Directions: Repeat all of the material exactly as given.

[Collected data entries]
[start]
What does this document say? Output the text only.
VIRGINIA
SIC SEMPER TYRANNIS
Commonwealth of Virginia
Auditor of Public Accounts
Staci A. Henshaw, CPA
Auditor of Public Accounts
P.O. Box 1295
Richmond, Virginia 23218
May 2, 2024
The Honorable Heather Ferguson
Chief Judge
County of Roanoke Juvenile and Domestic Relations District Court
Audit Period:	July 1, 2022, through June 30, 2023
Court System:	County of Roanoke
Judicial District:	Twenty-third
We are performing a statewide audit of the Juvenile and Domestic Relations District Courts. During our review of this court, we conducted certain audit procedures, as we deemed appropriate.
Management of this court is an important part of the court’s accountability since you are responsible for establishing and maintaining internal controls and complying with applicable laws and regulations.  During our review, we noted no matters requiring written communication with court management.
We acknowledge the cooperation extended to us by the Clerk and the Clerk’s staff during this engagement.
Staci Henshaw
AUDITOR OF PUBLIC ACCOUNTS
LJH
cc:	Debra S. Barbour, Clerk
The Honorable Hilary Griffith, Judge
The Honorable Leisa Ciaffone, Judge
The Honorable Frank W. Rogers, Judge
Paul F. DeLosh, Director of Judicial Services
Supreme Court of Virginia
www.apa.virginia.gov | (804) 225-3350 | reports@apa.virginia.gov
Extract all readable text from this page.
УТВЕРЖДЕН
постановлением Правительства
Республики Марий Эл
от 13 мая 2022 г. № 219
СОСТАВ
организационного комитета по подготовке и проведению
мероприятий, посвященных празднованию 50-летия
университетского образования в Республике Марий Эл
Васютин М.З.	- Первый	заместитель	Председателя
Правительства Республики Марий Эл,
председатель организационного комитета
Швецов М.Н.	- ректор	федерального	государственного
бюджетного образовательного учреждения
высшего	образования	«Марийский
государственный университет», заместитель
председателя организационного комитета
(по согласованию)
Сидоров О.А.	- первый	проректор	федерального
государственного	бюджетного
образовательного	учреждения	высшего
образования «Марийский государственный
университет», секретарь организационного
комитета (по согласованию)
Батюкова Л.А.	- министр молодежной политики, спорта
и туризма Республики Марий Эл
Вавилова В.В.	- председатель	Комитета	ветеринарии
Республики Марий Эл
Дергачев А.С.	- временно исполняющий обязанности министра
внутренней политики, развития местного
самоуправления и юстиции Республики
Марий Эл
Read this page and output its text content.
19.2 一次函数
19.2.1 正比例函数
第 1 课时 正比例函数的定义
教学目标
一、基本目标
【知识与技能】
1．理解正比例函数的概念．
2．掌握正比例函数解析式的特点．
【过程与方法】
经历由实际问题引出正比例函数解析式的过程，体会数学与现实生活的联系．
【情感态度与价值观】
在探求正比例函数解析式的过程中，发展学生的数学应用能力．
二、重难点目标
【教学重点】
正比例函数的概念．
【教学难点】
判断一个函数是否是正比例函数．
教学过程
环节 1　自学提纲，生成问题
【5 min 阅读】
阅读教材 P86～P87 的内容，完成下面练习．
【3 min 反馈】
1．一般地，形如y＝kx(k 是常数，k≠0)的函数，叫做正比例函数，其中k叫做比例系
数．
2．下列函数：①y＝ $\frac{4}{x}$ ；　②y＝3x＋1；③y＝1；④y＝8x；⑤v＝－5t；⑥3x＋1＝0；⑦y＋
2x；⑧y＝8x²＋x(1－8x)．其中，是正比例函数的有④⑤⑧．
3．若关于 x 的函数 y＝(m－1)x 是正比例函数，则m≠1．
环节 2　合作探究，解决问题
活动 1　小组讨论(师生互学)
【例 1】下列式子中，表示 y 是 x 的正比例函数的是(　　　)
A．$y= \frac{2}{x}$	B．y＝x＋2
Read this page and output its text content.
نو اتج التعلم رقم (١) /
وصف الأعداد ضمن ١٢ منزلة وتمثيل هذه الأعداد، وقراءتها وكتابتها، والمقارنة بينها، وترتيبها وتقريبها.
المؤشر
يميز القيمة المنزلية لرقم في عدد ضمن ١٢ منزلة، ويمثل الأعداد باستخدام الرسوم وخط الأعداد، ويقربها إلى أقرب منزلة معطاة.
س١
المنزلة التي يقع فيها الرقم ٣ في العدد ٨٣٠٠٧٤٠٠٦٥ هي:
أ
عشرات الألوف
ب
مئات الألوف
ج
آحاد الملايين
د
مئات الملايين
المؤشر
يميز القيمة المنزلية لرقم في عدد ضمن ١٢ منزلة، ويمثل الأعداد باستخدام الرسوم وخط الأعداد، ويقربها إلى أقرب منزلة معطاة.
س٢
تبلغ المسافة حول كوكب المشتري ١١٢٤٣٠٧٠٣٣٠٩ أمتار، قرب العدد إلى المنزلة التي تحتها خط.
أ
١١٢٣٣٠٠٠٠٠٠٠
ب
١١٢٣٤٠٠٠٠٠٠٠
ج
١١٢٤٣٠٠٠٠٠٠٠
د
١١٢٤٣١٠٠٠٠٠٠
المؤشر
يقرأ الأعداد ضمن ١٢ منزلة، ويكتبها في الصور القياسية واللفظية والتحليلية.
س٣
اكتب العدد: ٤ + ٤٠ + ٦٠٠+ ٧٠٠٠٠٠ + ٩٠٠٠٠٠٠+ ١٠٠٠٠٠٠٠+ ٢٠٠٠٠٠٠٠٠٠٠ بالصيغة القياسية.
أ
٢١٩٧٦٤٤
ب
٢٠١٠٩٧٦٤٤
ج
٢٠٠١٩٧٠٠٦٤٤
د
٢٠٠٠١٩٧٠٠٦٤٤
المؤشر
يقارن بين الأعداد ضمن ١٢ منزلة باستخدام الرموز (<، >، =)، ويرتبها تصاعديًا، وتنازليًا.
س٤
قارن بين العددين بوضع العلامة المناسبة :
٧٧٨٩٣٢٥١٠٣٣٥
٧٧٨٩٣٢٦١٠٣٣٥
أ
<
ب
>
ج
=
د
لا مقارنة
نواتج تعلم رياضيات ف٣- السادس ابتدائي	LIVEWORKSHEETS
[end]
Result:
What does this document say? Output the text only.
VIRGINIA
SIC SEMPER TYRANNIS
Commonwealth of Virginia
Auditor of Public Accounts
Staci A. Henshaw, CPA
Auditor of Public Accounts
P.O. Box 1295
Richmond, Virginia 23218
May 2, 2024
The Honorable Heather Ferguson
Chief Judge
County of Roanoke Juvenile and Domestic Relations District Court
Audit Period:	July 1, 2022, through June 30, 2023
Court System:	County of Roanoke
Judicial District:	Twenty-third
We are performing a statewide audit of the Juvenile and Domestic Relations District Courts. During our review of this court, we conducted certain audit procedures, as we deemed appropriate.
Management of this court is an important part of the court’s accountability since you are responsible for establishing and maintaining internal controls and complying with applicable laws and regulations.  During our review, we noted no matters requiring written communication with court management.
We acknowledge the cooperation extended to us by the Clerk and the Clerk’s staff during this engagement.
Staci Henshaw
AUDITOR OF PUBLIC ACCOUNTS
LJH
cc:	Debra S. Barbour, Clerk
The Honorable Hilary Griffith, Judge
The Honorable Leisa Ciaffone, Judge
The Honorable Frank W. Rogers, Judge
Paul F. DeLosh, Director of Judicial Services
Supreme Court of Virginia
www.apa.virginia.gov | (804) 225-3350 | reports@apa.virginia.gov
Extract all readable text from this page.
УТВЕРЖДЕН
постановлением Правительства
Республики Марий Эл
от 13 мая 2022 г. № 219
СОСТАВ
организационного комитета по подготовке и проведению
мероприятий, посвященных празднованию 50-летия
университетского образования в Республике Марий Эл
Васютин М.З.	- Первый	заместитель	Председателя
Правительства Республики Марий Эл,
председатель организационного комитета
Швецов М.Н.	- ректор	федерального	государственного
бюджетного образовательного учреждения
высшего	образования	«Марийский
государственный университет», заместитель
председателя организационного комитета
(по согласованию)
Сидоров О.А.	- первый	проректор	федерального
государственного	бюджетного
образовательного	учреждения	высшего
образования «Марийский государственный
университет», секретарь организационного
комитета (по согласованию)
Батюкова Л.А.	- министр молодежной политики, спорта
и туризма Республики Марий Эл
Вавилова В.В.	- председатель	Комитета	ветеринарии
Республики Марий Эл
Дергачев А.С.	- временно исполняющий обязанности министра
внутренней политики, развития местного
самоуправления и юстиции Республики
Марий Эл
Read this page and output its text content.
19.2 一次函数
19.2.1 正比例函数
第 1 课时 正比例函数的定义
教学目标
一、基本目标
【知识与技能】
1．理解正比例函数的概念．
2．掌握正比例函数解析式的特点．
【过程与方法】
经历由实际问题引出正比例函数解析式的过程，体会数学与现实生活的联系．
【情感态度与价值观】
在探求正比例函数解析式的过程中，发展学生的数学应用能力．
二、重难点目标
【教学重点】
正比例函数的概念．
【教学难点】
判断一个函数是否是正比例函数．
教学过程
环节 1　自学提纲，生成问题
【5 min 阅读】
阅读教材 P86～P87 的内容，完成下面练习．
【3 min 反馈】
1．一般地，形如y＝kx(k 是常数，k≠0)的函数，叫做正比例函数，其中k叫做比例系
数．
2．下列函数：①y＝ $\frac{4}{x}$ ；　②y＝3x＋1；③y＝1；④y＝8x；⑤v＝－5t；⑥3x＋1＝0；⑦y＋
2x；⑧y＝8x²＋x(1－8x)．其中，是正比例函数的有④⑤⑧．
3．若关于 x 的函数 y＝(m－1)x 是正比例函数，则m≠1．
环节 2　合作探究，解决问题
活动 1　小组讨论(师生互学)
【例 1】下列式子中，表示 y 是 x 的正比例函数的是(　　　)
A．$y= \frac{2}{x}$	B．y＝x＋2
Read this page and output its text content.
نو اتج التعلم رقم (١) /
وصف الأعداد ضمن ١٢ منزلة وتمثيل هذه الأعداد، وقراءتها وكتابتها، والمقارنة بينها، وترتيبها وتقريبها.
المؤشر
يميز القيمة المنزلية لرقم في عدد ضمن ١٢ منزلة، ويمثل الأعداد باستخدام الرسوم وخط الأعداد، ويقربها إلى أقرب منزلة معطاة.
س١
المنزلة التي يقع فيها الرقم ٣ في العدد ٨٣٠٠٧٤٠٠٦٥ هي:
أ
عشرات الألوف
ب
مئات الألوف
ج
آحاد الملايين
د
مئات الملايين
المؤشر
يميز القيمة المنزلية لرقم في عدد ضمن ١٢ منزلة، ويمثل الأعداد باستخدام الرسوم وخط الأعداد، ويقربها إلى أقرب منزلة معطاة.
س٢
تبلغ المسافة حول كوكب المشتري ١١٢٤٣٠٧٠٣٣٠٩ أمتار، قرب العدد إلى المنزلة التي تحتها خط.
أ
١١٢٣٣٠٠٠٠٠٠٠
ب
١١٢٣٤٠٠٠٠٠٠٠
ج
١١٢٤٣٠٠٠٠٠٠٠
د
١١٢٤٣١٠٠٠٠٠٠
المؤشر
يقرأ الأعداد ضمن ١٢ منزلة، ويكتبها في الصور القياسية واللفظية والتحليلية.
س٣
اكتب العدد: ٤ + ٤٠ + ٦٠٠+ ٧٠٠٠٠٠ + ٩٠٠٠٠٠٠+ ١٠٠٠٠٠٠٠+ ٢٠٠٠٠٠٠٠٠٠٠ بالصيغة القياسية.
أ
٢١٩٧٦٤٤
ب
٢٠١٠٩٧٦٤٤
ج
٢٠٠١٩٧٠٠٦٤٤
د
٢٠٠٠١٩٧٠٠٦٤٤
المؤشر
يقارن بين الأعداد ضمن ١٢ منزلة باستخدام الرموز (<، >، =)، ويرتبها تصاعديًا، وتنازليًا.
س٤
قارن بين العددين بوضع العلامة المناسبة :
٧٧٨٩٣٢٥١٠٣٣٥
٧٧٨٩٣٢٦١٠٣٣٥
أ
<
ب
>
ج
=
د
لا مقارنة
نواتج تعلم رياضيات ف٣- السادس ابتدائي	LIVEWORKSHEETS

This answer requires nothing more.